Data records
— begin —
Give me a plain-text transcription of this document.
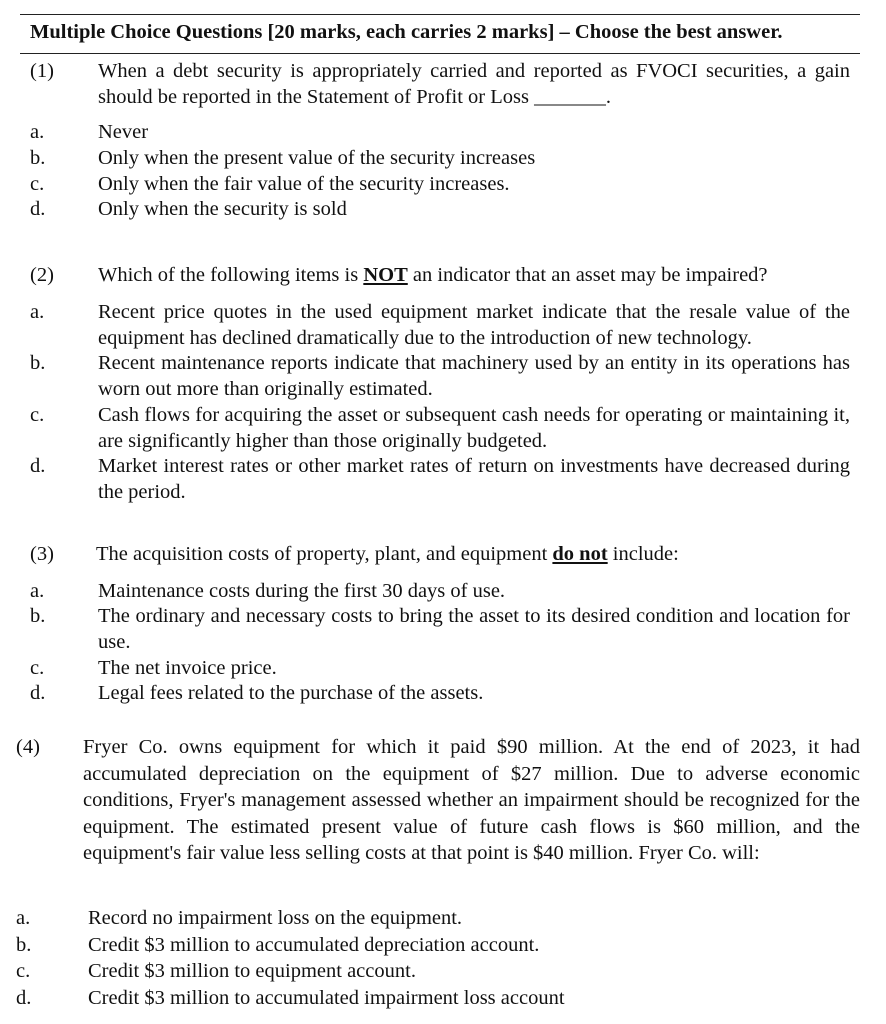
Multiple Choice Questions [20 marks, each carries 2 marks] – Choose the best answer.
(1) When a debt security is appropriately carried and reported as FVOCI securities, a gain should be reported in the Statement of Profit or Loss _______.
a.	Never
b.	Only when the present value of the security increases
c.	Only when the fair value of the security increases.
d.	Only when the security is sold
(2) Which of the following items is NOT an indicator that an asset may be impaired?
a.	Recent price quotes in the used equipment market indicate that the resale value of the equipment has declined dramatically due to the introduction of new technology.
b.	Recent maintenance reports indicate that machinery used by an entity in its operations has worn out more than originally estimated.
c.	Cash flows for acquiring the asset or subsequent cash needs for operating or maintaining it, are significantly higher than those originally budgeted.
d.	Market interest rates or other market rates of return on investments have decreased during the period.
(3) The acquisition costs of property, plant, and equipment do not include:
a.	Maintenance costs during the first 30 days of use.
b.	The ordinary and necessary costs to bring the asset to its desired condition and location for use.
c.	The net invoice price.
d.	Legal fees related to the purchase of the assets.
(4) Fryer Co. owns equipment for which it paid $90 million. At the end of 2023, it had accumulated depreciation on the equipment of $27 million. Due to adverse economic conditions, Fryer's management assessed whether an impairment should be recognized for the equipment. The estimated present value of future cash flows is $60 million, and the equipment's fair value less selling costs at that point is $40 million. Fryer Co. will:
a.	Record no impairment loss on the equipment.
b.	Credit $3 million to accumulated depreciation account.
c.	Credit $3 million to equipment account.
d.	Credit $3 million to accumulated impairment loss account
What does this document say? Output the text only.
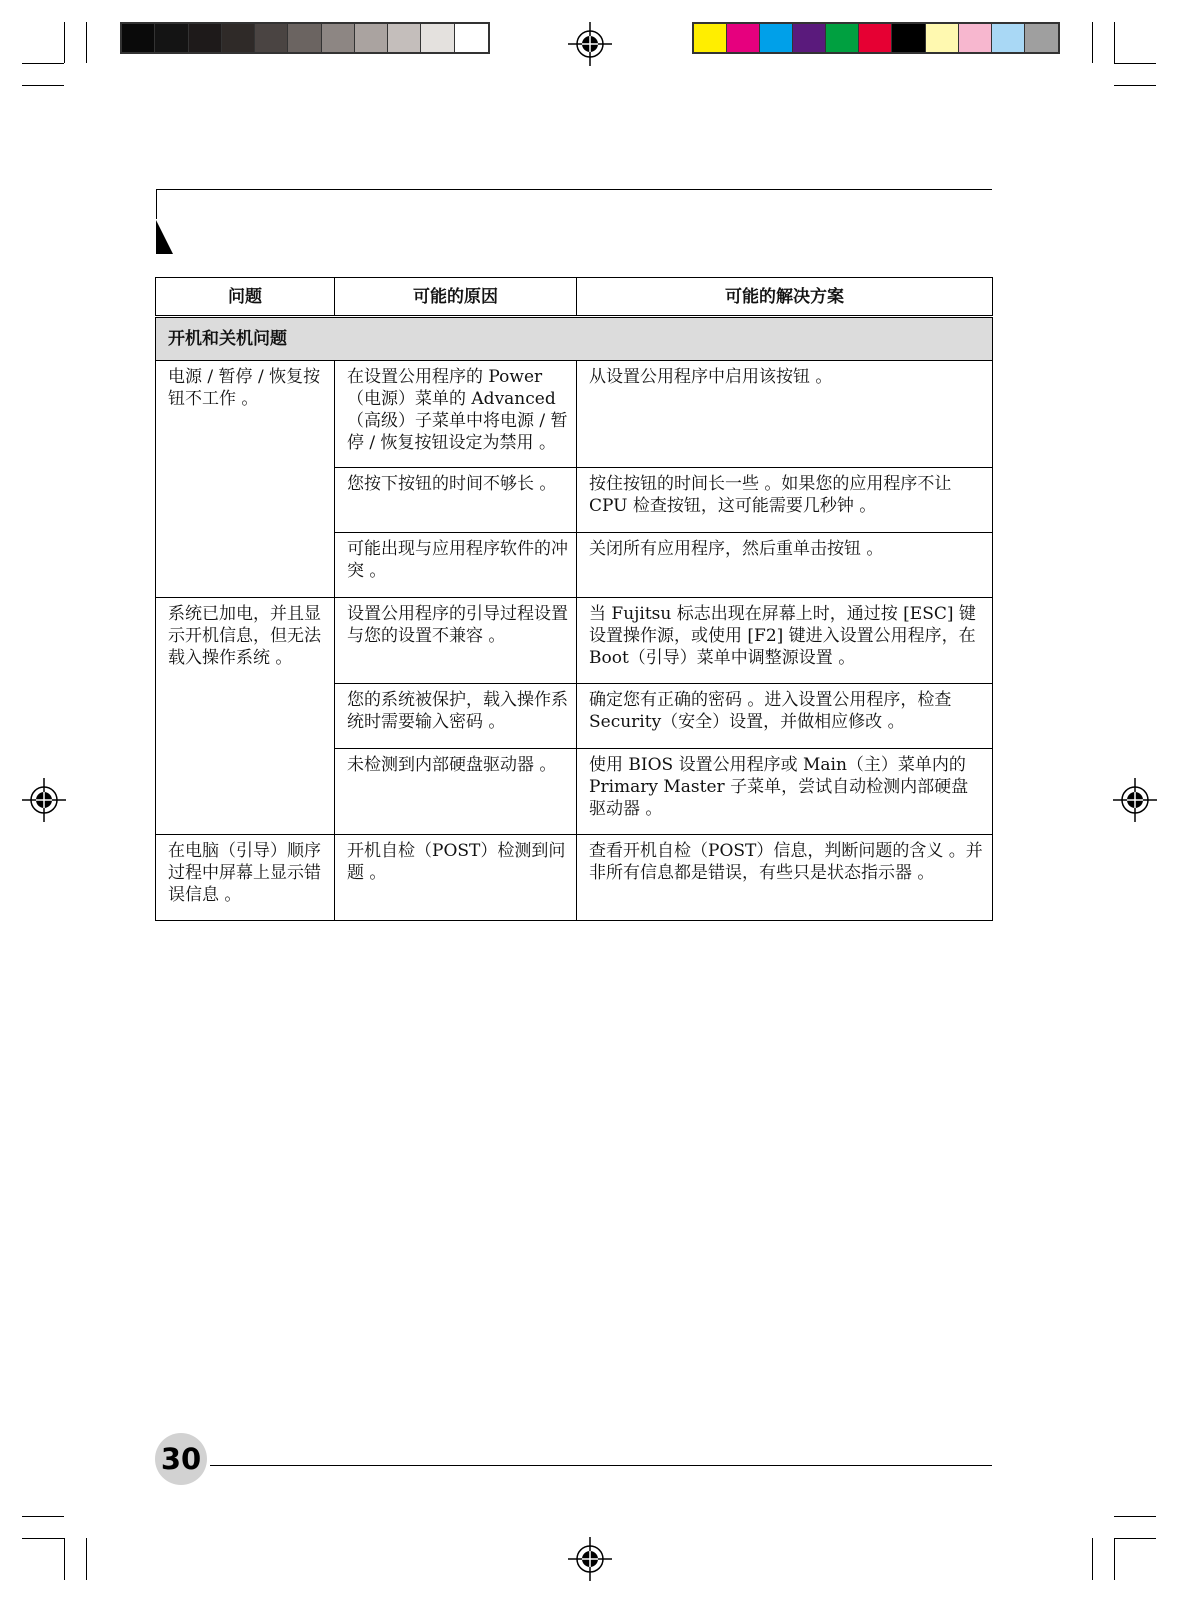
问题	可能的原因	可能的解决方案
开机和关机问题		
电源 / 暂停 / 恢复按钮不工作 。	在设置公用程序的 Power（电源）菜单的 Advanced（高级）子菜单中将电源 / 暂停 / 恢复按钮设定为禁用 。	从设置公用程序中启用该按钮 。
	您按下按钮的时间不够长 。	按住按钮的时间长一些 。如果您的应用程序不让 CPU 检查按钮，这可能需要几秒钟 。
	可能出现与应用程序软件的冲突 。	关闭所有应用程序，然后重单击按钮 。
系统已加电，并且显示开机信息，但无法载入操作系统 。	设置公用程序的引导过程设置与您的设置不兼容 。	当 Fujitsu 标志出现在屏幕上时，通过按 [ESC] 键设置操作源，或使用 [F2] 键进入设置公用程序，在 Boot（引导）菜单中调整源设置 。
	您的系统被保护，载入操作系统时需要输入密码 。	确定您有正确的密码 。进入设置公用程序，检查 Security（安全）设置，并做相应修改 。
	未检测到内部硬盘驱动器 。	使用 BIOS 设置公用程序或 Main（主）菜单内的 Primary Master 子菜单，尝试自动检测内部硬盘驱动器 。
在电脑（引导）顺序过程中屏幕上显示错误信息 。	开机自检（POST）检测到问题 。	查看开机自检（POST）信息，判断问题的含义 。并非所有信息都是错误，有些只是状态指示器 。
30
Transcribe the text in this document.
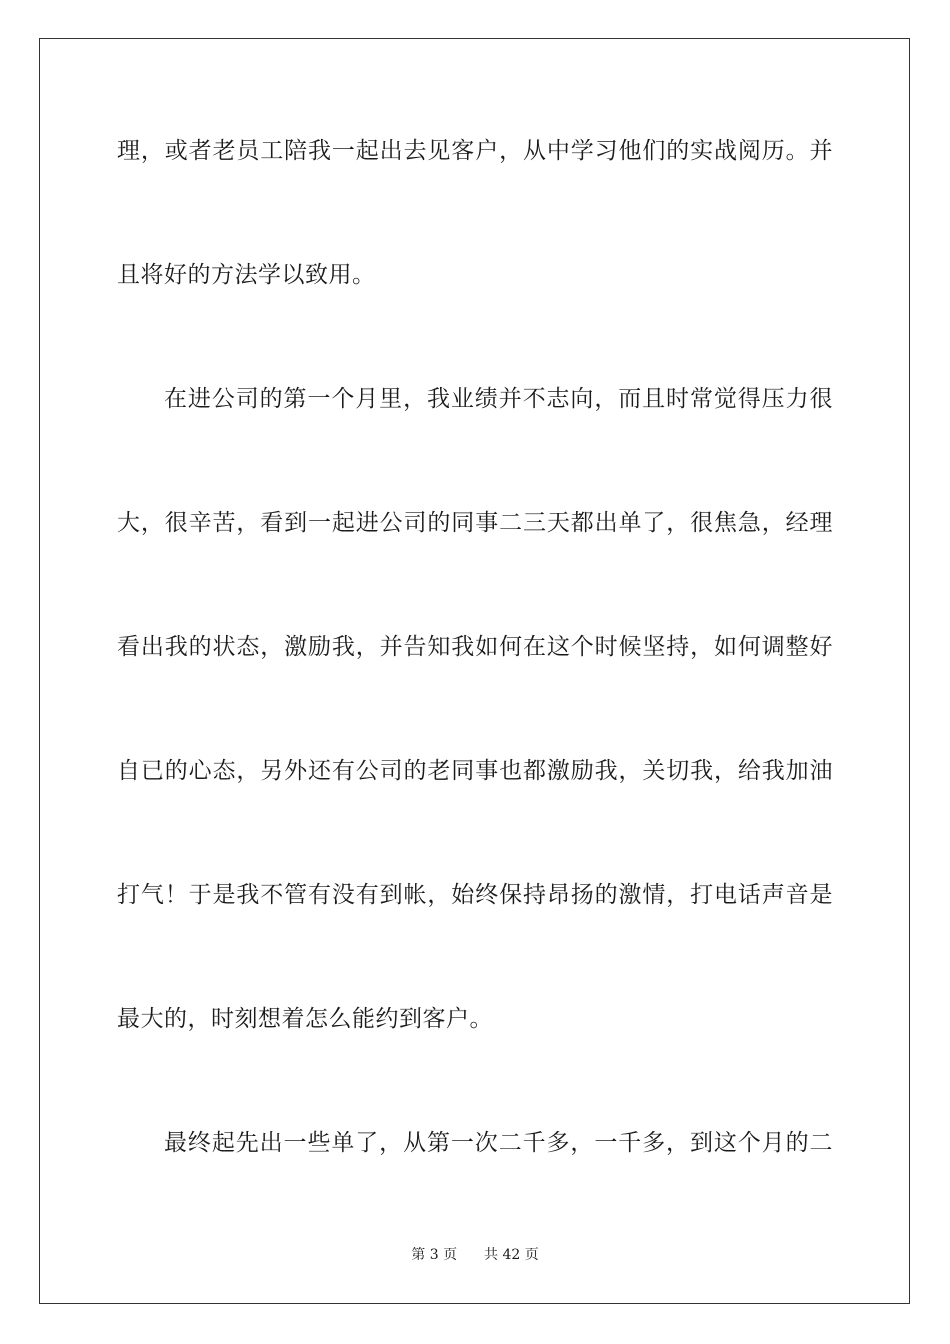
理，或者老员工陪我一起出去见客户，从中学习他们的实战阅历。并
且将好的方法学以致用。
在进公司的第一个月里，我业绩并不志向，而且时常觉得压力很
大，很辛苦，看到一起进公司的同事二三天都出单了，很焦急，经理
看出我的状态，激励我，并告知我如何在这个时候坚持，如何调整好
自已的心态，另外还有公司的老同事也都激励我，关切我，给我加油
打气！于是我不管有没有到帐，始终保持昂扬的激情，打电话声音是
最大的，时刻想着怎么能约到客户。
最终起先出一些单了，从第一次二千多，一千多，到这个月的二
第 3 页 共 42 页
— end —
- **What to produce**
Keep the pictures out of your copy, and repeat every entry above exactly.

- **Result for this task**
Give me a plain-text transcription of this document.
Multiple Choice Questions [20 marks, each carries 2 marks] – Choose the best answer.
(1) When a debt security is appropriately carried and reported as FVOCI securities, a gain should be reported in the Statement of Profit or Loss _______.
a.	Never
b.	Only when the present value of the security increases
c.	Only when the fair value of the security increases.
d.	Only when the security is sold
(2) Which of the following items is NOT an indicator that an asset may be impaired?
a.	Recent price quotes in the used equipment market indicate that the resale value of the equipment has declined dramatically due to the introduction of new technology.
b.	Recent maintenance reports indicate that machinery used by an entity in its operations has worn out more than originally estimated.
c.	Cash flows for acquiring the asset or subsequent cash needs for operating or maintaining it, are significantly higher than those originally budgeted.
d.	Market interest rates or other market rates of return on investments have decreased during the period.
(3) The acquisition costs of property, plant, and equipment do not include:
a.	Maintenance costs during the first 30 days of use.
b.	The ordinary and necessary costs to bring the asset to its desired condition and location for use.
c.	The net invoice price.
d.	Legal fees related to the purchase of the assets.
(4) Fryer Co. owns equipment for which it paid $90 million. At the end of 2023, it had accumulated depreciation on the equipment of $27 million. Due to adverse economic conditions, Fryer's management assessed whether an impairment should be recognized for the equipment. The estimated present value of future cash flows is $60 million, and the equipment's fair value less selling costs at that point is $40 million. Fryer Co. will:
a.	Record no impairment loss on the equipment.
b.	Credit $3 million to accumulated depreciation account.
c.	Credit $3 million to equipment account.
d.	Credit $3 million to accumulated impairment loss account
What does this document say? Output the text only.
问题	可能的原因	可能的解决方案
开机和关机问题		
电源 / 暂停 / 恢复按钮不工作 。	在设置公用程序的 Power（电源）菜单的 Advanced（高级）子菜单中将电源 / 暂停 / 恢复按钮设定为禁用 。	从设置公用程序中启用该按钮 。
	您按下按钮的时间不够长 。	按住按钮的时间长一些 。如果您的应用程序不让 CPU 检查按钮，这可能需要几秒钟 。
	可能出现与应用程序软件的冲突 。	关闭所有应用程序，然后重单击按钮 。
系统已加电，并且显示开机信息，但无法载入操作系统 。	设置公用程序的引导过程设置与您的设置不兼容 。	当 Fujitsu 标志出现在屏幕上时，通过按 [ESC] 键设置操作源，或使用 [F2] 键进入设置公用程序，在 Boot（引导）菜单中调整源设置 。
	您的系统被保护，载入操作系统时需要输入密码 。	确定您有正确的密码 。进入设置公用程序，检查 Security（安全）设置，并做相应修改 。
	未检测到内部硬盘驱动器 。	使用 BIOS 设置公用程序或 Main（主）菜单内的 Primary Master 子菜单，尝试自动检测内部硬盘驱动器 。
在电脑（引导）顺序过程中屏幕上显示错误信息 。	开机自检（POST）检测到问题 。	查看开机自检（POST）信息，判断问题的含义 。并非所有信息都是错误，有些只是状态指示器 。
30
Transcribe the text in this document.
理，或者老员工陪我一起出去见客户，从中学习他们的实战阅历。并
且将好的方法学以致用。
在进公司的第一个月里，我业绩并不志向，而且时常觉得压力很
大，很辛苦，看到一起进公司的同事二三天都出单了，很焦急，经理
看出我的状态，激励我，并告知我如何在这个时候坚持，如何调整好
自已的心态，另外还有公司的老同事也都激励我，关切我，给我加油
打气！于是我不管有没有到帐，始终保持昂扬的激情，打电话声音是
最大的，时刻想着怎么能约到客户。
最终起先出一些单了，从第一次二千多，一千多，到这个月的二
第 3 页 共 42 页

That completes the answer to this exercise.